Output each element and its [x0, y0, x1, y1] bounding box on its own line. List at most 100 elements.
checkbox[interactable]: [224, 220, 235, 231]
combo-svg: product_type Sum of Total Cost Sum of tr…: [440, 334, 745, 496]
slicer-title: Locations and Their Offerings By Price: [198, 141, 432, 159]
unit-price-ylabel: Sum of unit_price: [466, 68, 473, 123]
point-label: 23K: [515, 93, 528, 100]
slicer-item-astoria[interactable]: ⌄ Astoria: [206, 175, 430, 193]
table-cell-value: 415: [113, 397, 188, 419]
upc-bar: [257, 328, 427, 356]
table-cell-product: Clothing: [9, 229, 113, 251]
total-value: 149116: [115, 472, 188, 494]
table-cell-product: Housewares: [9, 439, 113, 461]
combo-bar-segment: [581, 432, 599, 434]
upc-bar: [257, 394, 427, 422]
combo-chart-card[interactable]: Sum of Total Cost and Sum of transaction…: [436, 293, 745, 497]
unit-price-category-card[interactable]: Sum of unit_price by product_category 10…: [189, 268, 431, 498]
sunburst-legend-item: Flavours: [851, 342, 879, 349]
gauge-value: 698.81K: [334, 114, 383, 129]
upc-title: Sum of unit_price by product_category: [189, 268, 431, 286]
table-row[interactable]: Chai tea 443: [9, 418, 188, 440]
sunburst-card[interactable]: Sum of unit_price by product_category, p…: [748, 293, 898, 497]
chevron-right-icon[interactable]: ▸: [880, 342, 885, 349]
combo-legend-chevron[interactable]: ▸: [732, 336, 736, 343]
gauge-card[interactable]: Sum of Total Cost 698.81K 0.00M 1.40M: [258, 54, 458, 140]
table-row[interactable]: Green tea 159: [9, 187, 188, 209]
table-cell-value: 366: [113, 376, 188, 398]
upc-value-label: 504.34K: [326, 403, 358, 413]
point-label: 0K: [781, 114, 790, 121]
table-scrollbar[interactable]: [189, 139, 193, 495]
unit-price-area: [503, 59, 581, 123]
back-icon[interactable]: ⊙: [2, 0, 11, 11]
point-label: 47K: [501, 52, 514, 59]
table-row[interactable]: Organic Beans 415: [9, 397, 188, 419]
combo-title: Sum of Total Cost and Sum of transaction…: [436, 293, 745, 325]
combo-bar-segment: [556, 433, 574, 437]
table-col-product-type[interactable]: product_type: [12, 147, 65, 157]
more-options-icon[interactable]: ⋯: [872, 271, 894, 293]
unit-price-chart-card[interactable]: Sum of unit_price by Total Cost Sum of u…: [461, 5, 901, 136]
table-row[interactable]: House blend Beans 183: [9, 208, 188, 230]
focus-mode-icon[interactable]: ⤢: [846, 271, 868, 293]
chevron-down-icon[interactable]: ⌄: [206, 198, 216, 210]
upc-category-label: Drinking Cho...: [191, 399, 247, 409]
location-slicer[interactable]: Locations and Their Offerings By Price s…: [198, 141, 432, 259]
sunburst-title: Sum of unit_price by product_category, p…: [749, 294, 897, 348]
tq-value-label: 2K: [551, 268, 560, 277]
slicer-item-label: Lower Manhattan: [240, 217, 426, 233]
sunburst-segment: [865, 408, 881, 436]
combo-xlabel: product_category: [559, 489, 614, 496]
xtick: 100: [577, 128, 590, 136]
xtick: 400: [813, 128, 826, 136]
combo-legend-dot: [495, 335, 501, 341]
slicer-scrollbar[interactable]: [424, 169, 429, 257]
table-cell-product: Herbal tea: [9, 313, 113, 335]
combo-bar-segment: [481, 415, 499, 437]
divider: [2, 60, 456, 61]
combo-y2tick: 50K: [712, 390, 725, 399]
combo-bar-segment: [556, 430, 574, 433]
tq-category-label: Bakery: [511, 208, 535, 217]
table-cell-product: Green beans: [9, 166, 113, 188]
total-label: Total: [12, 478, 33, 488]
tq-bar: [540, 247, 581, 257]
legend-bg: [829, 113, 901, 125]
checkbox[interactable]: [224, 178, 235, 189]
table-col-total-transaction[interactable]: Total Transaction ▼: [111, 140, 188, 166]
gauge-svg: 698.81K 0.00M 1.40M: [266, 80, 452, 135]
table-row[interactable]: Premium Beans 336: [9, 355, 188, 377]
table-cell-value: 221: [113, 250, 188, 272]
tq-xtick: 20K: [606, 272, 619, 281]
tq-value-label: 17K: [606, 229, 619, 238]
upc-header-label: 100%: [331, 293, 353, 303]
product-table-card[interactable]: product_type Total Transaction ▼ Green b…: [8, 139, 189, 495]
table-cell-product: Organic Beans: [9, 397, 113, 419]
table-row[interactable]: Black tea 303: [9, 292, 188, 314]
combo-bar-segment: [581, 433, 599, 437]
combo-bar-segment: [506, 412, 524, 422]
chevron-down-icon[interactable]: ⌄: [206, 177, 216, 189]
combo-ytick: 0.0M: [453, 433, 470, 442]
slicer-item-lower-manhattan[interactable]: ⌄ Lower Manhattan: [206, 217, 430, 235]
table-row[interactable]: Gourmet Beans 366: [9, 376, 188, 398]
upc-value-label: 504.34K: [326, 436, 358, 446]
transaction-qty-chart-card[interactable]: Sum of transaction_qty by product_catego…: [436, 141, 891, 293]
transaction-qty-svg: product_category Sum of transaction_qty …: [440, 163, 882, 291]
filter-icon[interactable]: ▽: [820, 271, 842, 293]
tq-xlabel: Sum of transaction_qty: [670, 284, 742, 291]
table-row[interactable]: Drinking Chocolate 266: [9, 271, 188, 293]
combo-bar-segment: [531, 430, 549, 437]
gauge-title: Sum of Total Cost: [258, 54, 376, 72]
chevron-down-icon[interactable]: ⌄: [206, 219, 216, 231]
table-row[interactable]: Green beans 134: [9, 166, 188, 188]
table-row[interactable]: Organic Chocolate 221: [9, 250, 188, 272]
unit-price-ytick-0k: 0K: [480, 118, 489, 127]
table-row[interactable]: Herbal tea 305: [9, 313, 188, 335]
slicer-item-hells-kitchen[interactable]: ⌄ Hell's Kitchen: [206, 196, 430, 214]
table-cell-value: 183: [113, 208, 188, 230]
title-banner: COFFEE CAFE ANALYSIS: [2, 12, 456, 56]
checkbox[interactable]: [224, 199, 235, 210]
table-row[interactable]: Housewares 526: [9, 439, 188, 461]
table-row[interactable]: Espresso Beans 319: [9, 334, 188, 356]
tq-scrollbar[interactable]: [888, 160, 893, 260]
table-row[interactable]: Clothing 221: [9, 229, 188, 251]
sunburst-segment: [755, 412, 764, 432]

## WORK REQUIRED:
Can you lay out each line of the rows above as a numbered list, skipping any blank lines?

## RESPONSE TO THIS EXERCISE:
1. Output each element and its [x0, y0, x1, y1] bounding box on its own line. List at most 100 elements.
2. checkbox[interactable]: [224, 220, 235, 231]
3. combo-svg: product_type Sum of Total Cost Sum of tr…: [440, 334, 745, 496]
4. slicer-title: Locations and Their Offerings By Price: [198, 141, 432, 159]
5. unit-price-ylabel: Sum of unit_price: [466, 68, 473, 123]
6. point-label: 23K: [515, 93, 528, 100]
7. slicer-item-astoria[interactable]: ⌄ Astoria: [206, 175, 430, 193]
8. table-cell-value: 415: [113, 397, 188, 419]
9. upc-bar: [257, 328, 427, 356]
10. table-cell-product: Clothing: [9, 229, 113, 251]
11. total-value: 149116: [115, 472, 188, 494]
12. table-cell-product: Housewares: [9, 439, 113, 461]
13. combo-bar-segment: [581, 432, 599, 434]
14. upc-bar: [257, 394, 427, 422]
15. combo-chart-card[interactable]: Sum of Total Cost and Sum of transaction…: [436, 293, 745, 497]
16. unit-price-category-card[interactable]: Sum of unit_price by product_category 10…: [189, 268, 431, 498]
17. sunburst-legend-item: Flavours: [851, 342, 879, 349]
18. gauge-value: 698.81K: [334, 114, 383, 129]
19. upc-title: Sum of unit_price by product_category: [189, 268, 431, 286]
20. table-row[interactable]: Chai tea 443: [9, 418, 188, 440]
21. sunburst-card[interactable]: Sum of unit_price by product_category, p…: [748, 293, 898, 497]
22. chevron-right-icon[interactable]: ▸: [880, 342, 885, 349]
23. combo-legend-chevron[interactable]: ▸: [732, 336, 736, 343]
24. gauge-card[interactable]: Sum of Total Cost 698.81K 0.00M 1.40M: [258, 54, 458, 140]
25. table-row[interactable]: Green tea 159: [9, 187, 188, 209]
26. table-cell-value: 366: [113, 376, 188, 398]
27. upc-value-label: 504.34K: [326, 403, 358, 413]
28. point-label: 0K: [781, 114, 790, 121]
29. table-scrollbar[interactable]: [189, 139, 193, 495]
30. unit-price-area: [503, 59, 581, 123]
31. back-icon[interactable]: ⊙: [2, 0, 11, 11]
32. point-label: 47K: [501, 52, 514, 59]
33. table-row[interactable]: Organic Beans 415: [9, 397, 188, 419]
34. combo-title: Sum of Total Cost and Sum of transaction…: [436, 293, 745, 325]
35. combo-bar-segment: [556, 433, 574, 437]
36. table-col-product-type[interactable]: product_type: [12, 147, 65, 157]
37. more-options-icon[interactable]: ⋯: [872, 271, 894, 293]
38. unit-price-chart-card[interactable]: Sum of unit_price by Total Cost Sum of u…: [461, 5, 901, 136]
39. table-row[interactable]: House blend Beans 183: [9, 208, 188, 230]
40. focus-mode-icon[interactable]: ⤢: [846, 271, 868, 293]
41. chevron-down-icon[interactable]: ⌄: [206, 198, 216, 210]
42. upc-category-label: Drinking Cho...: [191, 399, 247, 409]
43. location-slicer[interactable]: Locations and Their Offerings By Price s…: [198, 141, 432, 259]
44. sunburst-title: Sum of unit_price by product_category, p…: [749, 294, 897, 348]
45. tq-value-label: 2K: [551, 268, 560, 277]
46. slicer-item-label: Lower Manhattan: [240, 217, 426, 233]
47. sunburst-segment: [865, 408, 881, 436]
48. combo-xlabel: product_category: [559, 489, 614, 496]
49. xtick: 100: [577, 128, 590, 136]
50. xtick: 400: [813, 128, 826, 136]
51. combo-legend-dot: [495, 335, 501, 341]
52. slicer-scrollbar[interactable]: [424, 169, 429, 257]
53. table-cell-product: Herbal tea: [9, 313, 113, 335]
54. combo-bar-segment: [481, 415, 499, 437]
55. divider: [2, 60, 456, 61]
56. combo-y2tick: 50K: [712, 390, 725, 399]
57. combo-bar-segment: [556, 430, 574, 433]
58. tq-category-label: Bakery: [511, 208, 535, 217]
59. table-cell-product: Green beans: [9, 166, 113, 188]
60. total-label: Total: [12, 478, 33, 488]
61. tq-bar: [540, 247, 581, 257]
62. legend-bg: [829, 113, 901, 125]
63. checkbox[interactable]: [224, 178, 235, 189]
64. table-col-total-transaction[interactable]: Total Transaction ▼: [111, 140, 188, 166]
65. gauge-svg: 698.81K 0.00M 1.40M: [266, 80, 452, 135]
66. table-row[interactable]: Premium Beans 336: [9, 355, 188, 377]
67. table-cell-value: 221: [113, 250, 188, 272]
68. tq-xtick: 20K: [606, 272, 619, 281]
69. tq-value-label: 17K: [606, 229, 619, 238]
70. upc-header-label: 100%: [331, 293, 353, 303]
71. product-table-card[interactable]: product_type Total Transaction ▼ Green b…: [8, 139, 189, 495]
72. table-cell-product: Organic Beans: [9, 397, 113, 419]
73. table-row[interactable]: Black tea 303: [9, 292, 188, 314]
74. combo-bar-segment: [581, 433, 599, 437]
75. combo-bar-segment: [506, 412, 524, 422]
76. chevron-down-icon[interactable]: ⌄: [206, 177, 216, 189]
77. combo-ytick: 0.0M: [453, 433, 470, 442]
78. slicer-item-lower-manhattan[interactable]: ⌄ Lower Manhattan: [206, 217, 430, 235]
79. table-row[interactable]: Gourmet Beans 366: [9, 376, 188, 398]
80. upc-value-label: 504.34K: [326, 436, 358, 446]
81. transaction-qty-chart-card[interactable]: Sum of transaction_qty by product_catego…: [436, 141, 891, 293]
82. transaction-qty-svg: product_category Sum of transaction_qty …: [440, 163, 882, 291]
83. filter-icon[interactable]: ▽: [820, 271, 842, 293]
84. tq-xlabel: Sum of transaction_qty: [670, 284, 742, 291]
85. table-row[interactable]: Drinking Chocolate 266: [9, 271, 188, 293]
86. combo-bar-segment: [531, 430, 549, 437]
87. gauge-title: Sum of Total Cost: [258, 54, 376, 72]
88. chevron-down-icon[interactable]: ⌄: [206, 219, 216, 231]
89. table-row[interactable]: Green beans 134: [9, 166, 188, 188]
90. table-row[interactable]: Organic Chocolate 221: [9, 250, 188, 272]
91. unit-price-ytick-0k: 0K: [480, 118, 489, 127]
92. table-row[interactable]: Herbal tea 305: [9, 313, 188, 335]
93. slicer-item-hells-kitchen[interactable]: ⌄ Hell's Kitchen: [206, 196, 430, 214]
94. table-cell-value: 183: [113, 208, 188, 230]
95. title-banner: COFFEE CAFE ANALYSIS: [2, 12, 456, 56]
96. checkbox[interactable]: [224, 199, 235, 210]
97. table-row[interactable]: Housewares 526: [9, 439, 188, 461]
98. table-row[interactable]: Espresso Beans 319: [9, 334, 188, 356]
99. tq-scrollbar[interactable]: [888, 160, 893, 260]
100. table-row[interactable]: Clothing 221: [9, 229, 188, 251]
101. sunburst-segment: [755, 412, 764, 432]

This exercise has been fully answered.